• _INPUT MATERIAL_
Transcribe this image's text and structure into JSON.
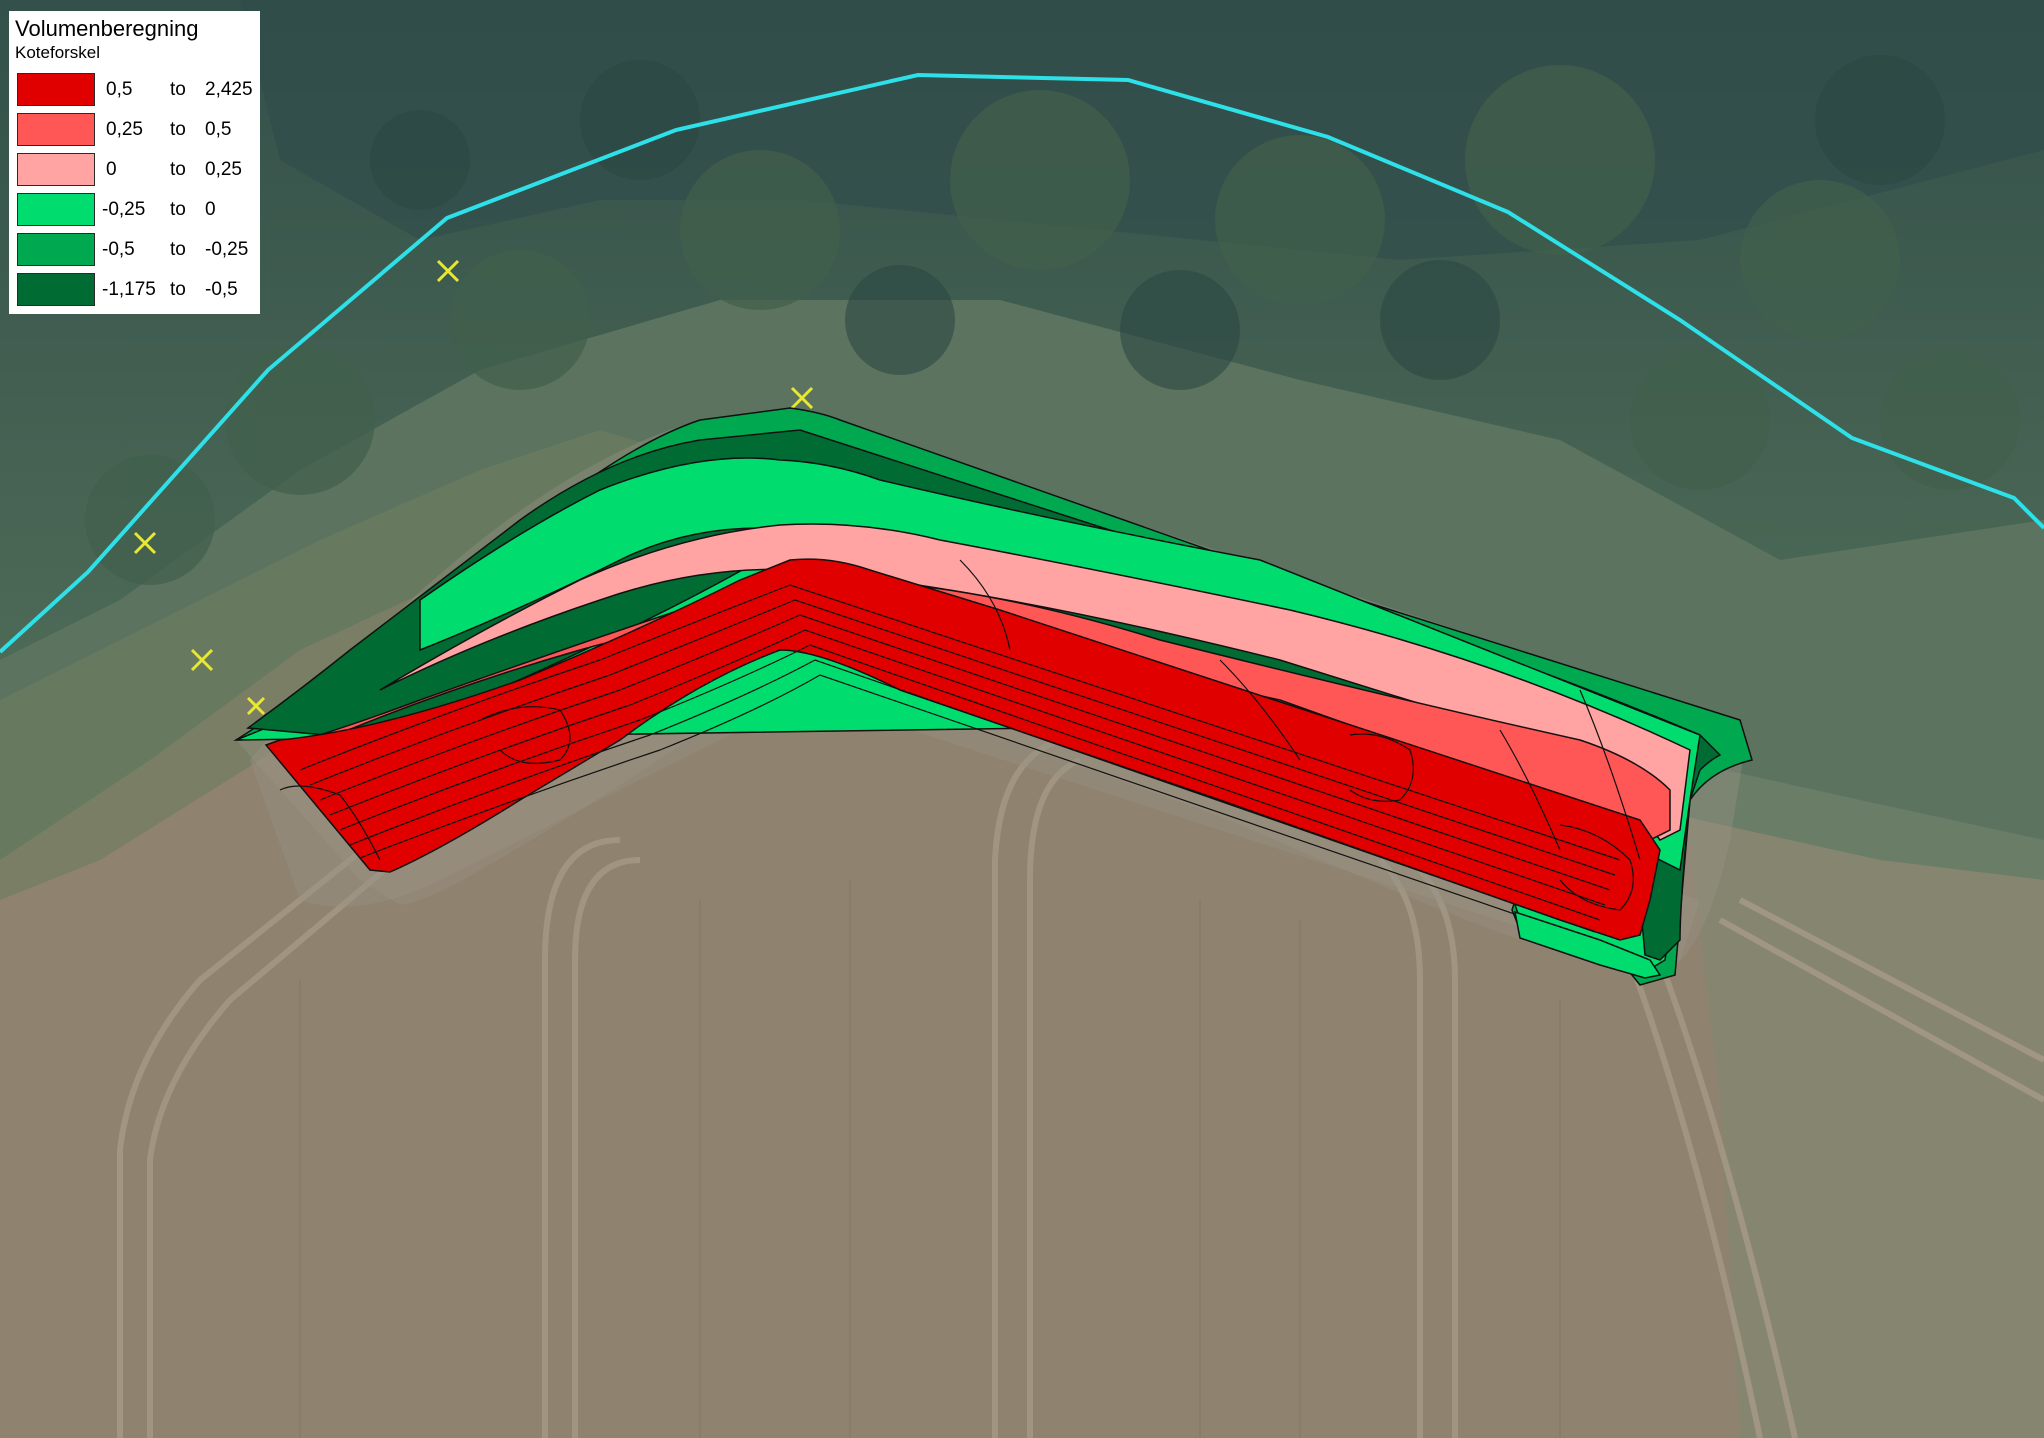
{
  "legend": {
    "title": "Volumenberegning",
    "subtitle": "Koteforskel",
    "classes": [
      {
        "from": "0,5",
        "to": "to",
        "upper": "2,425",
        "color": "#e00000"
      },
      {
        "from": "0,25",
        "to": "to",
        "upper": "0,5",
        "color": "#ff5656"
      },
      {
        "from": "0",
        "to": "to",
        "upper": "0,25",
        "color": "#ffa3a3"
      },
      {
        "from": "-0,25",
        "to": "to",
        "upper": "0",
        "color": "#00dc6e"
      },
      {
        "from": "-0,5",
        "to": "to",
        "upper": "-0,25",
        "color": "#00a84f"
      },
      {
        "from": "-1,175",
        "to": "to",
        "upper": "-0,5",
        "color": "#006b32"
      }
    ]
  },
  "map": {
    "basemap": "aerial-orthophoto",
    "boundary_line_color": "#2ee0e8",
    "survey_point_marker": "x-marker",
    "survey_point_color": "#e8e832"
  }
}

• _STATED GOAL_
Write the material out again exactly as it appears, dropping the pictures.

• _WRITTEN RESPONSE_
Transcribe this image's text and structure into JSON.
{
  "legend": {
    "title": "Volumenberegning",
    "subtitle": "Koteforskel",
    "classes": [
      {
        "from": "0,5",
        "to": "to",
        "upper": "2,425",
        "color": "#e00000"
      },
      {
        "from": "0,25",
        "to": "to",
        "upper": "0,5",
        "color": "#ff5656"
      },
      {
        "from": "0",
        "to": "to",
        "upper": "0,25",
        "color": "#ffa3a3"
      },
      {
        "from": "-0,25",
        "to": "to",
        "upper": "0",
        "color": "#00dc6e"
      },
      {
        "from": "-0,5",
        "to": "to",
        "upper": "-0,25",
        "color": "#00a84f"
      },
      {
        "from": "-1,175",
        "to": "to",
        "upper": "-0,5",
        "color": "#006b32"
      }
    ]
  },
  "map": {
    "basemap": "aerial-orthophoto",
    "boundary_line_color": "#2ee0e8",
    "survey_point_marker": "x-marker",
    "survey_point_color": "#e8e832"
  }
}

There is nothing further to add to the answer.